Data for review:

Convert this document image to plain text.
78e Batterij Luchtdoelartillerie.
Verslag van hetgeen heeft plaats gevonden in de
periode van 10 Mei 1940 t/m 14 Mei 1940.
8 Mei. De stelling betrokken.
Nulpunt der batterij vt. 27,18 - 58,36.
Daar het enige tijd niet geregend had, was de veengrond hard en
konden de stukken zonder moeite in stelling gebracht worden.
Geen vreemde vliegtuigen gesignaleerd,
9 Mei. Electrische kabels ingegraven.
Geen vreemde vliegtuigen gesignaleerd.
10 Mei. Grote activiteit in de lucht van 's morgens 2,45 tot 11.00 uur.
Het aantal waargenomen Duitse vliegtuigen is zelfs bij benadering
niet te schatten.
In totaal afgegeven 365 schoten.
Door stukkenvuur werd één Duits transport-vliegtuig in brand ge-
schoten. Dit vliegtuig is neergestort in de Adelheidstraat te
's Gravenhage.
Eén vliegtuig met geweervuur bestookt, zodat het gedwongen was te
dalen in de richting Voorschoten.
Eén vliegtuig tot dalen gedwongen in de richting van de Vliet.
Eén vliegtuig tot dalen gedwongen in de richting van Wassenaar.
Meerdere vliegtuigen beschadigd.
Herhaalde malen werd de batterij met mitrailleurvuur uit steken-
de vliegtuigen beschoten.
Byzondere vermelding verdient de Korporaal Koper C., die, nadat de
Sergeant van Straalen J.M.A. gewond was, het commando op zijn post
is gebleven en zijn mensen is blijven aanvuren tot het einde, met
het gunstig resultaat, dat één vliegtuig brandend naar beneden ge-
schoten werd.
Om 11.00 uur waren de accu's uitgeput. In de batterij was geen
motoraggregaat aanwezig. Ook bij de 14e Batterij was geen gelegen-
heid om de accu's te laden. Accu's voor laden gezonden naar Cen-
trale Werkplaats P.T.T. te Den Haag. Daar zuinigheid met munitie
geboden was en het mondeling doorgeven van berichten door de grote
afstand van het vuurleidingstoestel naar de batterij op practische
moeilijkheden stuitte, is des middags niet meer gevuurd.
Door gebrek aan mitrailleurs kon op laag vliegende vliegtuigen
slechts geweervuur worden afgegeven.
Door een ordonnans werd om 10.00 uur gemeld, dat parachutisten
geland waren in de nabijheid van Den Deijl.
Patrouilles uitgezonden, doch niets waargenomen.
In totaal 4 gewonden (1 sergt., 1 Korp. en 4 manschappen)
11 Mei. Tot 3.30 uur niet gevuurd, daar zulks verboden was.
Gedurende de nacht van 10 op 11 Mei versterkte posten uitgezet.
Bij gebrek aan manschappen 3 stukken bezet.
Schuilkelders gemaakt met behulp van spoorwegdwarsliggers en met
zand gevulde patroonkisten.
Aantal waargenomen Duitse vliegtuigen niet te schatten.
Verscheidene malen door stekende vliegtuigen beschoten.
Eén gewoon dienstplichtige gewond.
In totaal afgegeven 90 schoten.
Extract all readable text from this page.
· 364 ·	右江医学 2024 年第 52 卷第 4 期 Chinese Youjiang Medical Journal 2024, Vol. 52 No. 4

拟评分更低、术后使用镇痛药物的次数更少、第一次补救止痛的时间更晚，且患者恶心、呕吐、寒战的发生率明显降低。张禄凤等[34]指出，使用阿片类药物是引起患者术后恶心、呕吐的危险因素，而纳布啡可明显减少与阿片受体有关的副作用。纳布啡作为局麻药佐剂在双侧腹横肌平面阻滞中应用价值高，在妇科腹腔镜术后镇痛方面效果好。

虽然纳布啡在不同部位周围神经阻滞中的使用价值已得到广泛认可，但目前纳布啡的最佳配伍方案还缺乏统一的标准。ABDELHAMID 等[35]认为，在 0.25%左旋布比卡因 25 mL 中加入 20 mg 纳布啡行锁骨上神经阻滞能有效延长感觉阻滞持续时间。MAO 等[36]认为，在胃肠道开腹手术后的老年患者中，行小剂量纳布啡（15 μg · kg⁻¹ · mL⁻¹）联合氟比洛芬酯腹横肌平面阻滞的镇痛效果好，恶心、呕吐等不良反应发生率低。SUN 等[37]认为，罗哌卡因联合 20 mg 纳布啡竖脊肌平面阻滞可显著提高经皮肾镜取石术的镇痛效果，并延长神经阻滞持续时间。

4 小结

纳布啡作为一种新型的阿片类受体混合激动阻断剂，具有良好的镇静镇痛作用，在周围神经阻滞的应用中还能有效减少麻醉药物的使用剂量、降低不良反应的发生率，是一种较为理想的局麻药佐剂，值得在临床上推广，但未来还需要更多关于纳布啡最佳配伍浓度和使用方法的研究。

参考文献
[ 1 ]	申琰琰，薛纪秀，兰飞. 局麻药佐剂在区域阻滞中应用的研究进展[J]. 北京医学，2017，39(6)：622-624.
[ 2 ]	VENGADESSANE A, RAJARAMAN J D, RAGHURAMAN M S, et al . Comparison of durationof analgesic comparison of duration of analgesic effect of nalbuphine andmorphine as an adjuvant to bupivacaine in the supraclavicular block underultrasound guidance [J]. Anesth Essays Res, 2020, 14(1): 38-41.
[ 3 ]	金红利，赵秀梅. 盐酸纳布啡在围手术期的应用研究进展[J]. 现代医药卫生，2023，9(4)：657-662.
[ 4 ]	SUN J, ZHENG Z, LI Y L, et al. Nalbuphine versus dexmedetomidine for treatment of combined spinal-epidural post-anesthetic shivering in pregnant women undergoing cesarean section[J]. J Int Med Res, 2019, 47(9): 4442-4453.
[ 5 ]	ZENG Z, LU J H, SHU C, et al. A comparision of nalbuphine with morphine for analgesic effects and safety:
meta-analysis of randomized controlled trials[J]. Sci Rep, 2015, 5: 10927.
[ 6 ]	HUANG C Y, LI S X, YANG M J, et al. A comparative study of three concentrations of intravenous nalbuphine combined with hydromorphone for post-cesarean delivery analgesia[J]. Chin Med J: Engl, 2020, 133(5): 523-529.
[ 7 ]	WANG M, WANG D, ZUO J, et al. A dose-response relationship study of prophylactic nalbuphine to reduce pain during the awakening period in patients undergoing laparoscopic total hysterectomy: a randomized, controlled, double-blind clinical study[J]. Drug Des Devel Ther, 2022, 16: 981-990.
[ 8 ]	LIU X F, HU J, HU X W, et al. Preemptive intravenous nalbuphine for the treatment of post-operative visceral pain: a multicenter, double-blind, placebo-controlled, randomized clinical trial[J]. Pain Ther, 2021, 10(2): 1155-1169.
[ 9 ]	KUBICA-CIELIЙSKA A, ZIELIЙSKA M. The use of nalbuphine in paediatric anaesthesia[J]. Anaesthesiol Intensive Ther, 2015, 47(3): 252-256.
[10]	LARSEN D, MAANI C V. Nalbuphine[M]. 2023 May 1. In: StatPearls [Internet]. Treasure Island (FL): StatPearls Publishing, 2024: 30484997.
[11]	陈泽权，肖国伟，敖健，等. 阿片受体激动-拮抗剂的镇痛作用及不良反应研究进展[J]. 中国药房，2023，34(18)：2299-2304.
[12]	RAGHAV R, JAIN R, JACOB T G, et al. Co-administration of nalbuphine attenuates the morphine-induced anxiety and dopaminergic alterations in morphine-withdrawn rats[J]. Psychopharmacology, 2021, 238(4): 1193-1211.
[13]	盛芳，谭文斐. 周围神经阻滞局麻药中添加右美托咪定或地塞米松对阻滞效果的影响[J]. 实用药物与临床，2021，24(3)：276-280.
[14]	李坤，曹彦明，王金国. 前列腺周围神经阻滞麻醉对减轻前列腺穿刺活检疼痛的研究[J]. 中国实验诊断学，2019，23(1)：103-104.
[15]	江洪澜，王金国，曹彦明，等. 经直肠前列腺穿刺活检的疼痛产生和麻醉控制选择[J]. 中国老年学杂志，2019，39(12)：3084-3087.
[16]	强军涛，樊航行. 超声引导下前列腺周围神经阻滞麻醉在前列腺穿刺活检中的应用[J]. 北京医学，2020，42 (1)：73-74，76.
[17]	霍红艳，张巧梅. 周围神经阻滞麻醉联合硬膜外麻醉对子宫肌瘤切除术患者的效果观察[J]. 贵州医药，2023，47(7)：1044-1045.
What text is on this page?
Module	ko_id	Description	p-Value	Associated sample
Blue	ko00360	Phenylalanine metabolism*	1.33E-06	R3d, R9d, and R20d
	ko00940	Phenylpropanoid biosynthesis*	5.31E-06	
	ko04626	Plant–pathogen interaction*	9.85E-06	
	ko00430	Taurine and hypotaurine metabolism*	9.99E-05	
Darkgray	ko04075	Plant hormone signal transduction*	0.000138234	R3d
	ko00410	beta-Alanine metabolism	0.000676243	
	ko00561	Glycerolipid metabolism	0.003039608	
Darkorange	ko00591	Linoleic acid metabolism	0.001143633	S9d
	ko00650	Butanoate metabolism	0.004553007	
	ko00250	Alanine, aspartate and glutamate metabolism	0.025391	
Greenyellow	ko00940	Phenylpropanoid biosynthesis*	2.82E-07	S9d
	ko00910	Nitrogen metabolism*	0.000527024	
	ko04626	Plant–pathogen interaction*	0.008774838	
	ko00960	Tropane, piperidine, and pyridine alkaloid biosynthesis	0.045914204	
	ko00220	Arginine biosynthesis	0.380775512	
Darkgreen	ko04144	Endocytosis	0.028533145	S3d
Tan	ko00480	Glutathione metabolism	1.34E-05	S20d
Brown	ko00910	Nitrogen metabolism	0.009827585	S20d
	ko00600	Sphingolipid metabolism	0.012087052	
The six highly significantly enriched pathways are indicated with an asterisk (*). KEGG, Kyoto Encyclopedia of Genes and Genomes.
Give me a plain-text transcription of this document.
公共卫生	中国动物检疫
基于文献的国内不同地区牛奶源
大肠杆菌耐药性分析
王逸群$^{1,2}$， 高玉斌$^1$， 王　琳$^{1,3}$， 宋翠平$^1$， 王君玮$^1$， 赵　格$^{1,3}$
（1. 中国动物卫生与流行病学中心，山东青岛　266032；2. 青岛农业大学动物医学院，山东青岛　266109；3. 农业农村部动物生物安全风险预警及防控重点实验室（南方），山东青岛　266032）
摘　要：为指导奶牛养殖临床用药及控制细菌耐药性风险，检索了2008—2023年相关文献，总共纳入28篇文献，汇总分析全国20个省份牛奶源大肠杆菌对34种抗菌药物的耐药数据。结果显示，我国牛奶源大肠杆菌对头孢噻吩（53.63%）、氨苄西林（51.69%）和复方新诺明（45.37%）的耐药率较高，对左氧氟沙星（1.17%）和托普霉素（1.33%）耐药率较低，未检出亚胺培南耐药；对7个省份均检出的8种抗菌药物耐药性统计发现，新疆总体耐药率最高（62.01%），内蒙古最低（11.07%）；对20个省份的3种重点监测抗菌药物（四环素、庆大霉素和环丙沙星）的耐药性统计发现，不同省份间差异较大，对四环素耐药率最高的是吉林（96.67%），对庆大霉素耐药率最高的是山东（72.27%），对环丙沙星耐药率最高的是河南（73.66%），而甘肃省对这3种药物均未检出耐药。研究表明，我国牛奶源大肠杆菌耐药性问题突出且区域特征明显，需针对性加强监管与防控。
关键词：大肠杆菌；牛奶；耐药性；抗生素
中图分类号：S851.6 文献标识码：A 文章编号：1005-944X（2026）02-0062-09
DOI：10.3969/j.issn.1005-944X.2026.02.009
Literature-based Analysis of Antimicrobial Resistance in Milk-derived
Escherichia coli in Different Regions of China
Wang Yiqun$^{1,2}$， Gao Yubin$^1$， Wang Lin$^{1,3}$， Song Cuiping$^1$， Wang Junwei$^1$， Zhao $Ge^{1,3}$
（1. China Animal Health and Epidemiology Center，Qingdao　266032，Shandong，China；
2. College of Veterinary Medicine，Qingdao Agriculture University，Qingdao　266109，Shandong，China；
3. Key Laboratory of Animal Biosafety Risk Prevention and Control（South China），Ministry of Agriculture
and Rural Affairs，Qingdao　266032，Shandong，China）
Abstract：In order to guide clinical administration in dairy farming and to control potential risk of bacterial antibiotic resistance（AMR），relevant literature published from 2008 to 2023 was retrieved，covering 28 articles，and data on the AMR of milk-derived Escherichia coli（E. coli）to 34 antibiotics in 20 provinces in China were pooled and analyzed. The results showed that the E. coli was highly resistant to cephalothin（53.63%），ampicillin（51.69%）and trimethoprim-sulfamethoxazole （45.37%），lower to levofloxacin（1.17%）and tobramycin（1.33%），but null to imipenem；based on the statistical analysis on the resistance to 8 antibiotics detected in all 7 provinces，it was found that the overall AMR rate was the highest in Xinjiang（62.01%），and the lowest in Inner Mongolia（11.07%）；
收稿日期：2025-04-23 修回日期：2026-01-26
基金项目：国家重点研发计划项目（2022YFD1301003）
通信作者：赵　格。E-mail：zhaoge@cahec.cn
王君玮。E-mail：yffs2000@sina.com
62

What you will do: Tally the lines of the listing above that include the string "schatten". Provide the total alone.

Answer to this problem: 2